[start of Data listing]

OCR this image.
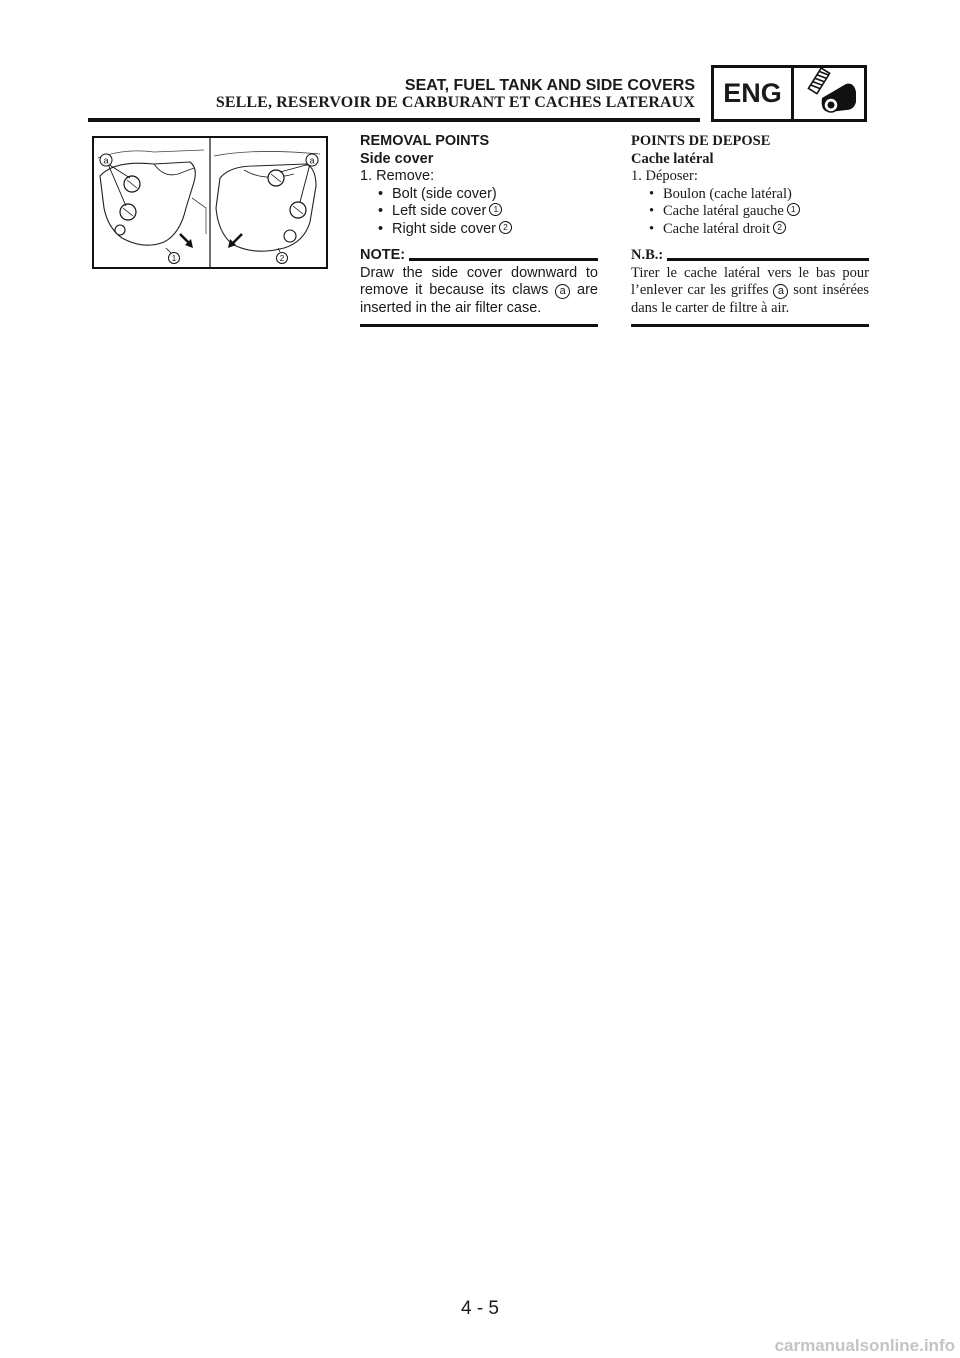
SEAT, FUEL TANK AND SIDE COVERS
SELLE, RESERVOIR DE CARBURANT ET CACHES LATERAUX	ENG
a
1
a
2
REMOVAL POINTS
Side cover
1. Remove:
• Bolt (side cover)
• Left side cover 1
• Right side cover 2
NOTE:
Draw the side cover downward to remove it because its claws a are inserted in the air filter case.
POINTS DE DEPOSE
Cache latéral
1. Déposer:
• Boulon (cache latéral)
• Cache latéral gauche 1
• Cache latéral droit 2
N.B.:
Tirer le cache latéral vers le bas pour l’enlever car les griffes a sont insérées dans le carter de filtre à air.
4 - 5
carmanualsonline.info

[end of Data listing]

» Written request:
Scan the listing above. Gather each line that contains the word "latéral".

» Response:
Cache latéral
• Boulon (cache latéral)
• Cache latéral gauche 1
• Cache latéral droit 2
Tirer le cache latéral vers le bas pour l’enlever car les griffes a sont insérées dans le carter de filtre à air.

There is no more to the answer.